### Your instructions
Output every line of the listing below as a numbered list, skipping blank lines and leaving out the pictures.
--- Start Source data ---
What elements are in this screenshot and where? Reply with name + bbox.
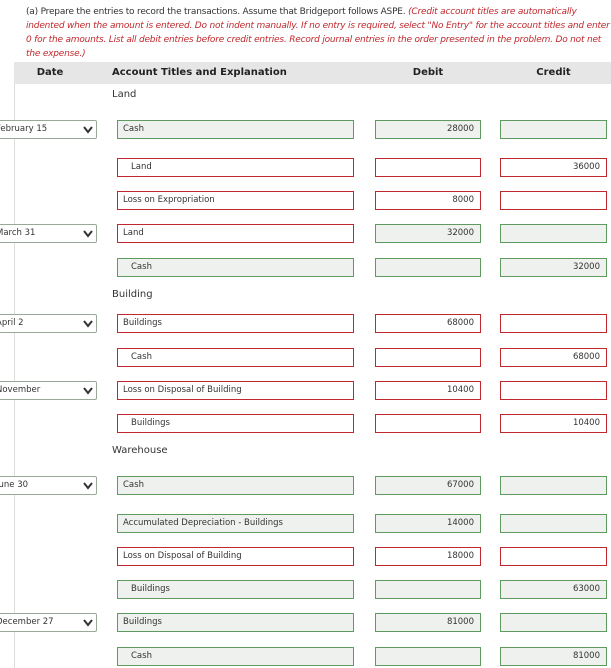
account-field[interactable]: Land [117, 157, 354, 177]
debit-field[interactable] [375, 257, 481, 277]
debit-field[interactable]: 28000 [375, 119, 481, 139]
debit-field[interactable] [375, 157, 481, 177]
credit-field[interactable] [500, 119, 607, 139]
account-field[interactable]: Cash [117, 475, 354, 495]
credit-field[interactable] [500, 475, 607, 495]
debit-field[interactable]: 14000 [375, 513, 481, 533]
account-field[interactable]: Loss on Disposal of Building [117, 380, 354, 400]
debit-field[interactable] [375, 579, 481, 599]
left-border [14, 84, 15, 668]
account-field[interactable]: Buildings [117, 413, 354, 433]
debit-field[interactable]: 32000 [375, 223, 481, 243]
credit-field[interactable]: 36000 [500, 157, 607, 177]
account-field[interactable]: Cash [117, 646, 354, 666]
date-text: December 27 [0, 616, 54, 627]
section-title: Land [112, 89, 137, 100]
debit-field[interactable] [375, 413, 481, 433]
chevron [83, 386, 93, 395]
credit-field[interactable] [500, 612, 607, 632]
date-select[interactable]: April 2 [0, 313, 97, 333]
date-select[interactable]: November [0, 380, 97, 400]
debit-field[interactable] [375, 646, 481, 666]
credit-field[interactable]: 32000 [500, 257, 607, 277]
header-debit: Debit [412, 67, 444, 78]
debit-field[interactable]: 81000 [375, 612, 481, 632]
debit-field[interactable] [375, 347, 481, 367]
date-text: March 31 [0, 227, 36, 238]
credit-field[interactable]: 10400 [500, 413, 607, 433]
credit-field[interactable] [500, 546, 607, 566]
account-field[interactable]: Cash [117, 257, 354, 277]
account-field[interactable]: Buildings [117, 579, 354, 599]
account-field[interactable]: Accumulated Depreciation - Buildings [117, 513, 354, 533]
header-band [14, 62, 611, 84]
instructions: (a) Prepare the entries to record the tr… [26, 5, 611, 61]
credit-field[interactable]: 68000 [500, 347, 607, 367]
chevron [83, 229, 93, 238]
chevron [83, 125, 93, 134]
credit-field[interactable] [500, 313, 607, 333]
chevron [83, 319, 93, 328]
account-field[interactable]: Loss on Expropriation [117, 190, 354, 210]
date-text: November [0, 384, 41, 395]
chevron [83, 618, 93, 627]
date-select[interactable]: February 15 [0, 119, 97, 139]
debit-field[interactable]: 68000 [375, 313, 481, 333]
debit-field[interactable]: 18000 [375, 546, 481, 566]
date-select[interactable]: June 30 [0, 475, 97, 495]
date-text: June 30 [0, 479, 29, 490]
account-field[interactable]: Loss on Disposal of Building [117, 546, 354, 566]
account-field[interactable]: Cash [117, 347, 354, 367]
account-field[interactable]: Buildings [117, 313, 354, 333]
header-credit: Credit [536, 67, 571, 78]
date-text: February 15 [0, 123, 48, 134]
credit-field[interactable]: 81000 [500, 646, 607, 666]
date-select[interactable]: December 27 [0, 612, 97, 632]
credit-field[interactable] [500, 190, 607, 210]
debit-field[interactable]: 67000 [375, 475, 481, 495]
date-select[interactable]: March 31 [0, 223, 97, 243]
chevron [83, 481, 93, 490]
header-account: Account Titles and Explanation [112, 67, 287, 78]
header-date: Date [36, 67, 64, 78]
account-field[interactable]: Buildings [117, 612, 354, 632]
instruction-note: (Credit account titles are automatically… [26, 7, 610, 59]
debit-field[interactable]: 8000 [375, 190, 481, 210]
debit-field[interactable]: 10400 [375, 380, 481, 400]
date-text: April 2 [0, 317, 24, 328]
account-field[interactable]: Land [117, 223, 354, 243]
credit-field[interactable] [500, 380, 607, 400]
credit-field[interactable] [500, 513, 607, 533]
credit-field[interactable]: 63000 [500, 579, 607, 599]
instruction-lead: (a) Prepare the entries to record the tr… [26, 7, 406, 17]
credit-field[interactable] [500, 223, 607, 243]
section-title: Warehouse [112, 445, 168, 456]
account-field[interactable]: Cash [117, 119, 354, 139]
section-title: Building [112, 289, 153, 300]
--- End Source data ---
### The answer
1. What elements are in this screenshot and where? Reply with name + bbox.
2. account-field[interactable]: Land [117, 157, 354, 177]
3. debit-field[interactable] [375, 257, 481, 277]
4. debit-field[interactable]: 28000 [375, 119, 481, 139]
5. debit-field[interactable] [375, 157, 481, 177]
6. credit-field[interactable] [500, 119, 607, 139]
7. account-field[interactable]: Cash [117, 475, 354, 495]
8. credit-field[interactable] [500, 475, 607, 495]
9. debit-field[interactable]: 14000 [375, 513, 481, 533]
10. account-field[interactable]: Loss on Disposal of Building [117, 380, 354, 400]
11. debit-field[interactable] [375, 579, 481, 599]
12. left-border [14, 84, 15, 668]
13. account-field[interactable]: Buildings [117, 413, 354, 433]
14. debit-field[interactable]: 32000 [375, 223, 481, 243]
15. credit-field[interactable]: 36000 [500, 157, 607, 177]
16. account-field[interactable]: Cash [117, 646, 354, 666]
17. date-text: December 27 [0, 616, 54, 627]
18. section-title: Land [112, 89, 137, 100]
19. debit-field[interactable] [375, 413, 481, 433]
20. chevron [83, 386, 93, 395]
21. credit-field[interactable] [500, 612, 607, 632]
22. date-select[interactable]: April 2 [0, 313, 97, 333]
23. date-select[interactable]: November [0, 380, 97, 400]
24. debit-field[interactable] [375, 646, 481, 666]
25. credit-field[interactable]: 32000 [500, 257, 607, 277]
26. header-debit: Debit [412, 67, 444, 78]
27. debit-field[interactable]: 81000 [375, 612, 481, 632]
28. debit-field[interactable] [375, 347, 481, 367]
29. date-text: March 31 [0, 227, 36, 238]
30. credit-field[interactable]: 10400 [500, 413, 607, 433]
31. credit-field[interactable] [500, 546, 607, 566]
32. account-field[interactable]: Cash [117, 257, 354, 277]
33. account-field[interactable]: Buildings [117, 579, 354, 599]
34. account-field[interactable]: Accumulated Depreciation - Buildings [117, 513, 354, 533]
35. header-band [14, 62, 611, 84]
36. instructions: (a) Prepare the entries to record the tr… [26, 5, 611, 61]
37. credit-field[interactable]: 68000 [500, 347, 607, 367]
38. chevron [83, 229, 93, 238]
39. chevron [83, 125, 93, 134]
40. credit-field[interactable] [500, 313, 607, 333]
41. chevron [83, 319, 93, 328]
42. account-field[interactable]: Loss on Expropriation [117, 190, 354, 210]
43. date-text: November [0, 384, 41, 395]
44. chevron [83, 618, 93, 627]
45. date-select[interactable]: February 15 [0, 119, 97, 139]
46. debit-field[interactable]: 68000 [375, 313, 481, 333]
47. debit-field[interactable]: 18000 [375, 546, 481, 566]
48. date-select[interactable]: June 30 [0, 475, 97, 495]
49. date-text: June 30 [0, 479, 29, 490]
50. account-field[interactable]: Loss on Disposal of Building [117, 546, 354, 566]
51. account-field[interactable]: Cash [117, 347, 354, 367]
52. account-field[interactable]: Buildings [117, 313, 354, 333]
53. header-credit: Credit [536, 67, 571, 78]
54. date-text: February 15 [0, 123, 48, 134]
55. credit-field[interactable]: 81000 [500, 646, 607, 666]
56. date-select[interactable]: December 27 [0, 612, 97, 632]
57. credit-field[interactable] [500, 190, 607, 210]
58. debit-field[interactable]: 67000 [375, 475, 481, 495]
59. date-select[interactable]: March 31 [0, 223, 97, 243]
60. chevron [83, 481, 93, 490]
61. header-account: Account Titles and Explanation [112, 67, 287, 78]
62. header-date: Date [36, 67, 64, 78]
63. account-field[interactable]: Buildings [117, 612, 354, 632]
64. instruction-note: (Credit account titles are automatically… [26, 7, 610, 59]
65. debit-field[interactable]: 8000 [375, 190, 481, 210]
66. debit-field[interactable]: 10400 [375, 380, 481, 400]
67. date-text: April 2 [0, 317, 24, 328]
68. account-field[interactable]: Land [117, 223, 354, 243]
69. credit-field[interactable] [500, 380, 607, 400]
70. credit-field[interactable] [500, 513, 607, 533]
71. credit-field[interactable]: 63000 [500, 579, 607, 599]
72. instruction-lead: (a) Prepare the entries to record the tr… [26, 7, 406, 17]
73. credit-field[interactable] [500, 223, 607, 243]
74. section-title: Warehouse [112, 445, 168, 456]
75. account-field[interactable]: Cash [117, 119, 354, 139]
76. section-title: Building [112, 289, 153, 300]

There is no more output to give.